▸ What the exercise asks: Quote each record exactly, please, leaving none out.

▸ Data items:
· · · · · · ·

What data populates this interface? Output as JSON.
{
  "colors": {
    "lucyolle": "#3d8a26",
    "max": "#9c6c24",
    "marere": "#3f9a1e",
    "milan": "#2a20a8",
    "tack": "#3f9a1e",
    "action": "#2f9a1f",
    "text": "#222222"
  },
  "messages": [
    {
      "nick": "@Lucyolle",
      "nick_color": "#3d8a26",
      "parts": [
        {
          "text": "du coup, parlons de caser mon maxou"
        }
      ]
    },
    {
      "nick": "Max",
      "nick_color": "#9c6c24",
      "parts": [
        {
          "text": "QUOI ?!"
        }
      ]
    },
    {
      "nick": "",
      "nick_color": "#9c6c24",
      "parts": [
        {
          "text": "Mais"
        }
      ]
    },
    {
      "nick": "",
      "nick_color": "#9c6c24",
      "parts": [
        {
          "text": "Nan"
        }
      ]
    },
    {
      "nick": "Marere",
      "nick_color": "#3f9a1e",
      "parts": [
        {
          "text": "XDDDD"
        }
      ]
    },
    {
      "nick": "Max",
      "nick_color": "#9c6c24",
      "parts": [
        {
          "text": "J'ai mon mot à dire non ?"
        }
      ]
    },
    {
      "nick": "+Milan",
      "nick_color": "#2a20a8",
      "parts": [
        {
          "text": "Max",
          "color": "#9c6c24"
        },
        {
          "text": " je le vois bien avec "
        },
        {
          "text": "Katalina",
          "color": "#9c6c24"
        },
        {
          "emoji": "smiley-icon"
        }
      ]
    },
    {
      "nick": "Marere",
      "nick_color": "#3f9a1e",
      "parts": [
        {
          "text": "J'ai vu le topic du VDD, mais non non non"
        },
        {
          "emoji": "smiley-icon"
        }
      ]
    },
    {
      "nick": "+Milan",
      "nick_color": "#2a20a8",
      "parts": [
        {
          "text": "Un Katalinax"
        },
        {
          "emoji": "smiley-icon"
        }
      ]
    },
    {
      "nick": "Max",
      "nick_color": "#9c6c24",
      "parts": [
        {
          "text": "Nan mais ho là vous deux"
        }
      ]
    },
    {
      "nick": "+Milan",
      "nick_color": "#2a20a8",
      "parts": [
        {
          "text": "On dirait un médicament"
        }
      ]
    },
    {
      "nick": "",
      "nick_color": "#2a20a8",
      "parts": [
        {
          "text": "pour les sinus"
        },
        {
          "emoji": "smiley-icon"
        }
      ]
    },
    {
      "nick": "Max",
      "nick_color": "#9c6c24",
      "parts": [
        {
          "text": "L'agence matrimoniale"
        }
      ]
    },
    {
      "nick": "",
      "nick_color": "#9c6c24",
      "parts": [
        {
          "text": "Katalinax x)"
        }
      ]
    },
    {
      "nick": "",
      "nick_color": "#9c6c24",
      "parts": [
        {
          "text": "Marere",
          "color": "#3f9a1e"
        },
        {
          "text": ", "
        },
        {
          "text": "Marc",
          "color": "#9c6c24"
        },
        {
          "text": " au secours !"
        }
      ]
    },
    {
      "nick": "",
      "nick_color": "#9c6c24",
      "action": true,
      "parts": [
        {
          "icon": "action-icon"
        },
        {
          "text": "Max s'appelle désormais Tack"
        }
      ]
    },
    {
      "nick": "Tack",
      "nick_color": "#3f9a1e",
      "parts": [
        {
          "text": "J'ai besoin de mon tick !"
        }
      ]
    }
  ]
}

· · · · · · ·

▸ Solution below:
What data populates this interface? Output as JSON.
{
  "colors": {
    "lucyolle": "#3d8a26",
    "max": "#9c6c24",
    "marere": "#3f9a1e",
    "milan": "#2a20a8",
    "tack": "#3f9a1e",
    "action": "#2f9a1f",
    "text": "#222222"
  },
  "messages": [
    {
      "nick": "@Lucyolle",
      "nick_color": "#3d8a26",
      "parts": [
        {
          "text": "du coup, parlons de caser mon maxou"
        }
      ]
    },
    {
      "nick": "Max",
      "nick_color": "#9c6c24",
      "parts": [
        {
          "text": "QUOI ?!"
        }
      ]
    },
    {
      "nick": "",
      "nick_color": "#9c6c24",
      "parts": [
        {
          "text": "Mais"
        }
      ]
    },
    {
      "nick": "",
      "nick_color": "#9c6c24",
      "parts": [
        {
          "text": "Nan"
        }
      ]
    },
    {
      "nick": "Marere",
      "nick_color": "#3f9a1e",
      "parts": [
        {
          "text": "XDDDD"
        }
      ]
    },
    {
      "nick": "Max",
      "nick_color": "#9c6c24",
      "parts": [
        {
          "text": "J'ai mon mot à dire non ?"
        }
      ]
    },
    {
      "nick": "+Milan",
      "nick_color": "#2a20a8",
      "parts": [
        {
          "text": "Max",
          "color": "#9c6c24"
        },
        {
          "text": " je le vois bien avec "
        },
        {
          "text": "Katalina",
          "color": "#9c6c24"
        },
        {
          "emoji": "smiley-icon"
        }
      ]
    },
    {
      "nick": "Marere",
      "nick_color": "#3f9a1e",
      "parts": [
        {
          "text": "J'ai vu le topic du VDD, mais non non non"
        },
        {
          "emoji": "smiley-icon"
        }
      ]
    },
    {
      "nick": "+Milan",
      "nick_color": "#2a20a8",
      "parts": [
        {
          "text": "Un Katalinax"
        },
        {
          "emoji": "smiley-icon"
        }
      ]
    },
    {
      "nick": "Max",
      "nick_color": "#9c6c24",
      "parts": [
        {
          "text": "Nan mais ho là vous deux"
        }
      ]
    },
    {
      "nick": "+Milan",
      "nick_color": "#2a20a8",
      "parts": [
        {
          "text": "On dirait un médicament"
        }
      ]
    },
    {
      "nick": "",
      "nick_color": "#2a20a8",
      "parts": [
        {
          "text": "pour les sinus"
        },
        {
          "emoji": "smiley-icon"
        }
      ]
    },
    {
      "nick": "Max",
      "nick_color": "#9c6c24",
      "parts": [
        {
          "text": "L'agence matrimoniale"
        }
      ]
    },
    {
      "nick": "",
      "nick_color": "#9c6c24",
      "parts": [
        {
          "text": "Katalinax x)"
        }
      ]
    },
    {
      "nick": "",
      "nick_color": "#9c6c24",
      "parts": [
        {
          "text": "Marere",
          "color": "#3f9a1e"
        },
        {
          "text": ", "
        },
        {
          "text": "Marc",
          "color": "#9c6c24"
        },
        {
          "text": " au secours !"
        }
      ]
    },
    {
      "nick": "",
      "nick_color": "#9c6c24",
      "action": true,
      "parts": [
        {
          "icon": "action-icon"
        },
        {
          "text": "Max s'appelle désormais Tack"
        }
      ]
    },
    {
      "nick": "Tack",
      "nick_color": "#3f9a1e",
      "parts": [
        {
          "text": "J'ai besoin de mon tick !"
        }
      ]
    }
  ]
}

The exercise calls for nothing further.